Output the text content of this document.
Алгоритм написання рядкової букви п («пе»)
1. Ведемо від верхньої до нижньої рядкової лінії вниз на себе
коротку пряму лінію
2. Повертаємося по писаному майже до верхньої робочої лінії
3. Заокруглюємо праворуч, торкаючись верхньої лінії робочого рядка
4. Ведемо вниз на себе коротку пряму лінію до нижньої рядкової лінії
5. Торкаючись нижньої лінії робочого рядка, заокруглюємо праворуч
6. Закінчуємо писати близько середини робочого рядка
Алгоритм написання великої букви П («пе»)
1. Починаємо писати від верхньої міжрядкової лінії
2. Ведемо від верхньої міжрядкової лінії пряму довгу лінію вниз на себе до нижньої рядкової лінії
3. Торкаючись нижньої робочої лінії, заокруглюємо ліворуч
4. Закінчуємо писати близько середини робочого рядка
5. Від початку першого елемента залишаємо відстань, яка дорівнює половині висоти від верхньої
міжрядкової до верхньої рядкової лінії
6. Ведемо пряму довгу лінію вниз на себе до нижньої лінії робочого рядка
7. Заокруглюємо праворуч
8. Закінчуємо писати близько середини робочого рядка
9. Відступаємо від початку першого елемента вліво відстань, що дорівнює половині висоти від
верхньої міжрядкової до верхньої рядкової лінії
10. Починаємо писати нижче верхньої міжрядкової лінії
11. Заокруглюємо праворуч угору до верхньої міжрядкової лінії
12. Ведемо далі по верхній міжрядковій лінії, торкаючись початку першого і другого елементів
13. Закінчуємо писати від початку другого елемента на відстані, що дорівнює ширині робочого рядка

::::::::::

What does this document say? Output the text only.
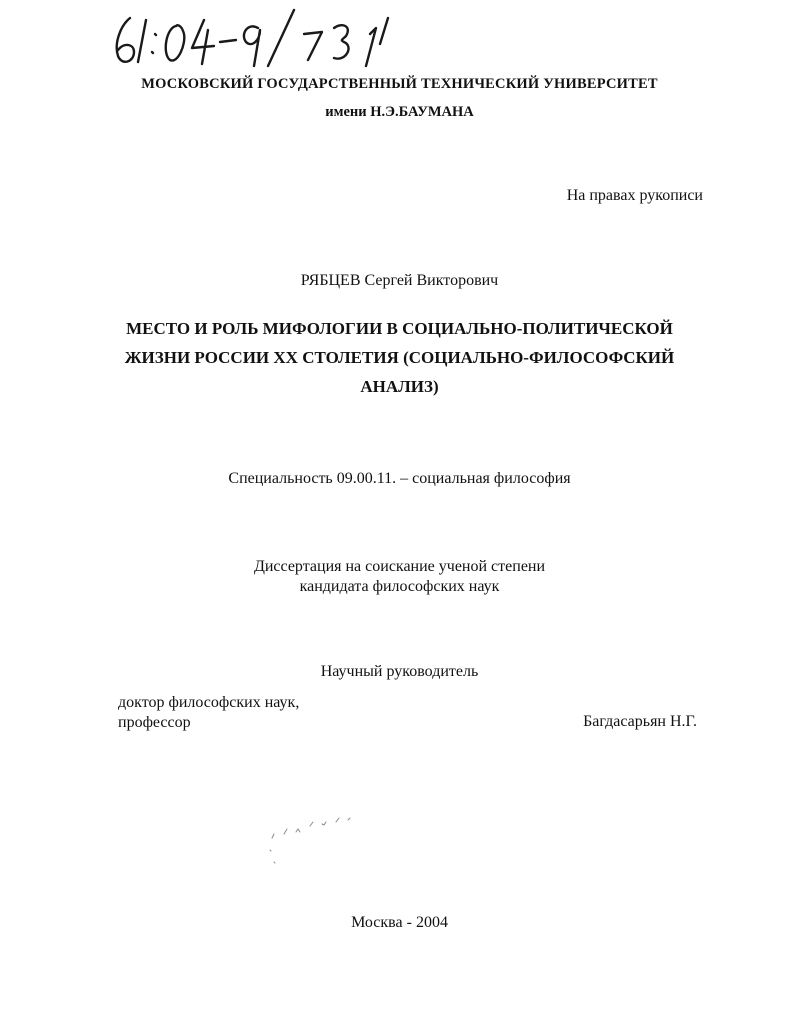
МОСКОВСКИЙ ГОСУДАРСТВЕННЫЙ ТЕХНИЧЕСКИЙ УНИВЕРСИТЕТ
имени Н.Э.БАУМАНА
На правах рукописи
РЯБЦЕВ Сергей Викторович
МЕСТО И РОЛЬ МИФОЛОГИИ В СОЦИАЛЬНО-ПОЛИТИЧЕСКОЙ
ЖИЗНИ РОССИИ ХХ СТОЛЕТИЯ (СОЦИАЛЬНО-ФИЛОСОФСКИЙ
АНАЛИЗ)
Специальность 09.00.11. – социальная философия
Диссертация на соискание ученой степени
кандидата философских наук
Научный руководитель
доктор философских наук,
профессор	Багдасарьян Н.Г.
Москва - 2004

::::::::::

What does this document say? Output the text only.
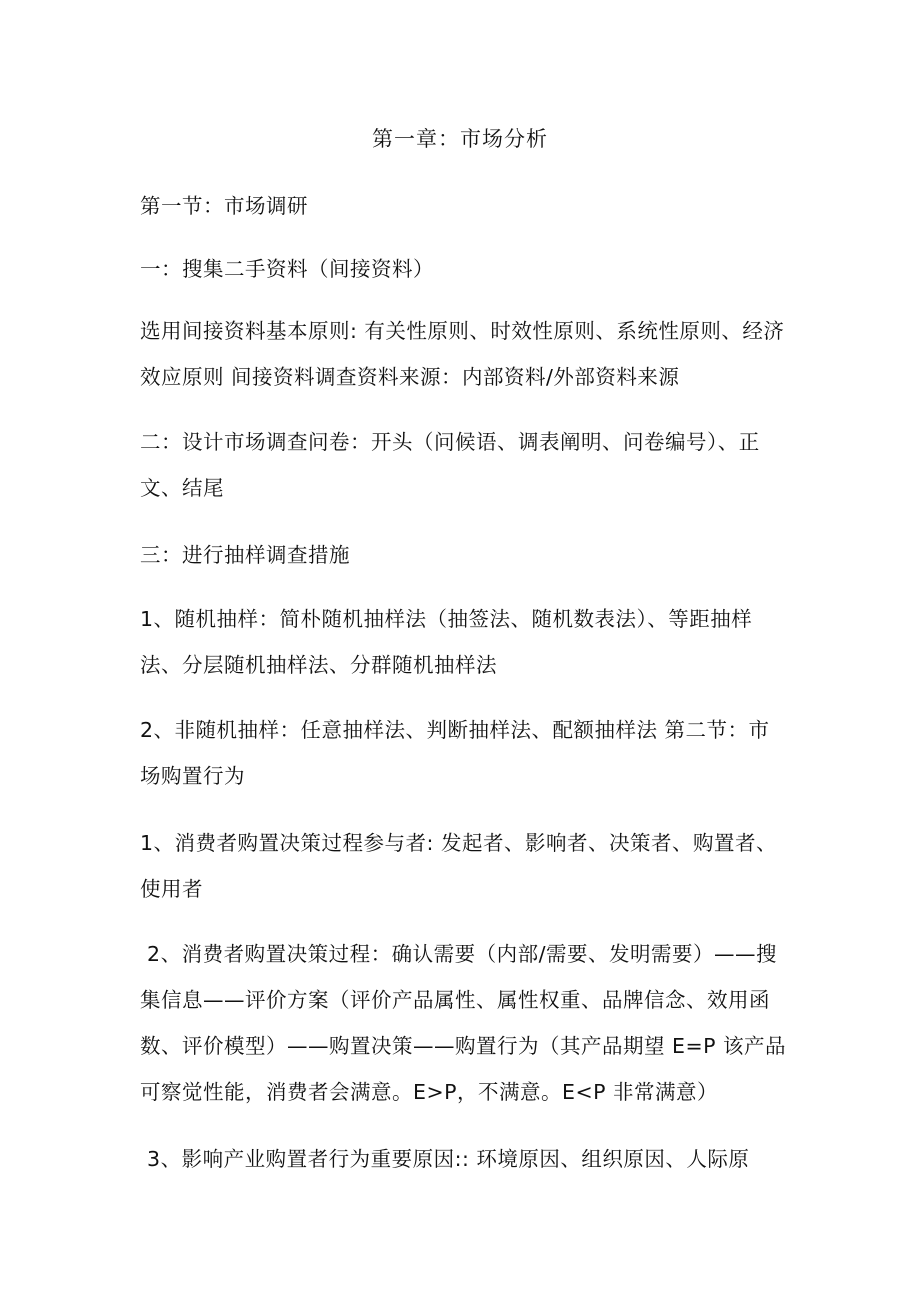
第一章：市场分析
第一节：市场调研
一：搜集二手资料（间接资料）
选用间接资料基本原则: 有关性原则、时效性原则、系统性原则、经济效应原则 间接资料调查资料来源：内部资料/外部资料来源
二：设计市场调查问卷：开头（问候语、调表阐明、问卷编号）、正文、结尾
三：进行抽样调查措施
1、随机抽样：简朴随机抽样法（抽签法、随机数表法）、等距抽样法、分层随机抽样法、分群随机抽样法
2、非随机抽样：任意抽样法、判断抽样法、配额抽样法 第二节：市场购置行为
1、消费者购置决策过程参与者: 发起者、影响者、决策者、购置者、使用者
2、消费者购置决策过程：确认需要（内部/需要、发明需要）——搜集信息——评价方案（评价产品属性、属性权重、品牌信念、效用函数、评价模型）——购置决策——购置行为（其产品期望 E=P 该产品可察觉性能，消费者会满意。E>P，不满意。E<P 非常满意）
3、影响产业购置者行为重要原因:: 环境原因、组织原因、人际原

::::::::::

(Task goal) Filter the entries above down to the lines containing the word "букви".

(Written reply)
Алгоритм написання рядкової букви п («пе»)
Алгоритм написання великої букви П («пе»)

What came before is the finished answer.